## EXERCISE GOAL
Below are records. Copy every line with "Team" in it.

## INPUT RECORDS
※ ※ ※
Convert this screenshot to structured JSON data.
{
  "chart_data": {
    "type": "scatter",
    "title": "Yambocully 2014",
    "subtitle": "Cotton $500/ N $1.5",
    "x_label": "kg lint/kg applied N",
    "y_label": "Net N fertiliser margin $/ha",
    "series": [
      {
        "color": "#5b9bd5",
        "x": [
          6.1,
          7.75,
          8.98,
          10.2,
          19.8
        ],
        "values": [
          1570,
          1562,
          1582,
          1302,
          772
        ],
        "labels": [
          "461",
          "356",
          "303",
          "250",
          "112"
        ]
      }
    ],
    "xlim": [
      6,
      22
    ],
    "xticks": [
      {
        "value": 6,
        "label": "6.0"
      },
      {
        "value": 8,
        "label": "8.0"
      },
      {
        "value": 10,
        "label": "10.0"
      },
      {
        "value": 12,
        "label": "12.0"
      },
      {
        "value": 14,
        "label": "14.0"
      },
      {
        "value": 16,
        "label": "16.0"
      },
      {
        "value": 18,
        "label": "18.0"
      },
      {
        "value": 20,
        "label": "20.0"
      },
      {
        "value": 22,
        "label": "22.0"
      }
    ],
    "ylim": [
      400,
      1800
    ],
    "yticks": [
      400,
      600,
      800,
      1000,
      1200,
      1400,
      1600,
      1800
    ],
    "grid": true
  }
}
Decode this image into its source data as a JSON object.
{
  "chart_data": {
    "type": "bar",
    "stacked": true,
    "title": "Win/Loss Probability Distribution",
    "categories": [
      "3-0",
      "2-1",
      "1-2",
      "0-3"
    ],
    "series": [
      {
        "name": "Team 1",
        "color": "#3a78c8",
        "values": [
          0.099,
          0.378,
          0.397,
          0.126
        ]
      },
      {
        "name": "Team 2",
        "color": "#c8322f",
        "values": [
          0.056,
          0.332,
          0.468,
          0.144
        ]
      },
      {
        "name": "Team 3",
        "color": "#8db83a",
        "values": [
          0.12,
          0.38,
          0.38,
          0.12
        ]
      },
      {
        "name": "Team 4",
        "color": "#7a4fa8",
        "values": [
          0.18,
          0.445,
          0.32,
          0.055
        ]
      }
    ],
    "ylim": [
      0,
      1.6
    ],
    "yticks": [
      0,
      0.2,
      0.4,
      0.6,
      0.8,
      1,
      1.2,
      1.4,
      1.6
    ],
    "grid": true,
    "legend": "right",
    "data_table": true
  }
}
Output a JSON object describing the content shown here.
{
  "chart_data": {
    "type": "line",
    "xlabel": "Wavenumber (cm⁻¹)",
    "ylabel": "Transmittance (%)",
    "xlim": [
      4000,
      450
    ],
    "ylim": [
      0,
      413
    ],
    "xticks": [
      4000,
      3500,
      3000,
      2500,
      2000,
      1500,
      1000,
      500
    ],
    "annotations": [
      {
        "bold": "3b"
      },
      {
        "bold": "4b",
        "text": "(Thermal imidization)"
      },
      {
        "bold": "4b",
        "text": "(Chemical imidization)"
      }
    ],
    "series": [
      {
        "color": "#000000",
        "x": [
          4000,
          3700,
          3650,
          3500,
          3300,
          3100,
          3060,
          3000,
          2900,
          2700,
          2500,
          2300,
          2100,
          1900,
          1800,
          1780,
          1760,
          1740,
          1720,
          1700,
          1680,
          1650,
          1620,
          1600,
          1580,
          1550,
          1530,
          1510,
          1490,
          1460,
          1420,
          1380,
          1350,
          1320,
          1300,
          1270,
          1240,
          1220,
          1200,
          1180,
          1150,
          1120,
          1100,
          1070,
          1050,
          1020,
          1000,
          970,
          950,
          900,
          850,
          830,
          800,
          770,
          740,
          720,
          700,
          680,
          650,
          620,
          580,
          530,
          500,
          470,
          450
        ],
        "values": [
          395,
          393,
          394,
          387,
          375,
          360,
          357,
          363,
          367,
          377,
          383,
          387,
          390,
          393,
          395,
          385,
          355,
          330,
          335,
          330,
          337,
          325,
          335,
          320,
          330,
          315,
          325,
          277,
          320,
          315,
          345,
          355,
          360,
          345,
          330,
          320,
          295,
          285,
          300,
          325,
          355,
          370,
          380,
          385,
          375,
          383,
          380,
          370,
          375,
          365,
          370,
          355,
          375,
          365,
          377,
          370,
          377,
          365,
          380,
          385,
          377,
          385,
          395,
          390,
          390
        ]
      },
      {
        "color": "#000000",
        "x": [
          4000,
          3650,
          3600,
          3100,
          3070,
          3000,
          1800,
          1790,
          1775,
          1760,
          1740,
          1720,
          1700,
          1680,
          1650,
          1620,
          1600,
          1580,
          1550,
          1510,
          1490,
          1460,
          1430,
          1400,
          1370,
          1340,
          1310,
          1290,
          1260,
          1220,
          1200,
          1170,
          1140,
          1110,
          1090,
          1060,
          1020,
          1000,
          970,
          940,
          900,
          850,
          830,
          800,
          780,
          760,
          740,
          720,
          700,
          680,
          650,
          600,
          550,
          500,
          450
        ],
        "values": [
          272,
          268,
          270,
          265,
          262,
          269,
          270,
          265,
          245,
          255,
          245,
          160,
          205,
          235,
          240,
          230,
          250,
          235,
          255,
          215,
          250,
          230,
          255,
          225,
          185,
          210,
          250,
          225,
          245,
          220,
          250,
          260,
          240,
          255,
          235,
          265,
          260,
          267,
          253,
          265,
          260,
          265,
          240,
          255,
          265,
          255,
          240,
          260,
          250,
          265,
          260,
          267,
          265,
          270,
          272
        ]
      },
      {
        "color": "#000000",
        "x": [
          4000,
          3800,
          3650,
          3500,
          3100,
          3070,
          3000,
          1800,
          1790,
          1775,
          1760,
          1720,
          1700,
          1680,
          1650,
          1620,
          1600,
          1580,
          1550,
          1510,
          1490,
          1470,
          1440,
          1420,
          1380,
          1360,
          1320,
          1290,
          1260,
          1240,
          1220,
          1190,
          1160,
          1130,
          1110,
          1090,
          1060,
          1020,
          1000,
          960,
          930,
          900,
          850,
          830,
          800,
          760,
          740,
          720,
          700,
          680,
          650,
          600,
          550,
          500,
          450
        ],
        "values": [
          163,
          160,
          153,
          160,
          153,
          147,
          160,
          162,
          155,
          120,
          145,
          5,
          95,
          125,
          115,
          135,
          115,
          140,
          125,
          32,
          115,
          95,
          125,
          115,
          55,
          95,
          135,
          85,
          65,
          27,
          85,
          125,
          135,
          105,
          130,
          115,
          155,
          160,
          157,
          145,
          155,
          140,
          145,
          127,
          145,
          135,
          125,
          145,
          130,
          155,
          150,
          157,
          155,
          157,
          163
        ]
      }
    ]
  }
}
※ ※ ※
## FINAL ANSWER
        "name": "Team 1",
        "name": "Team 2",
        "name": "Team 3",
        "name": "Team 4",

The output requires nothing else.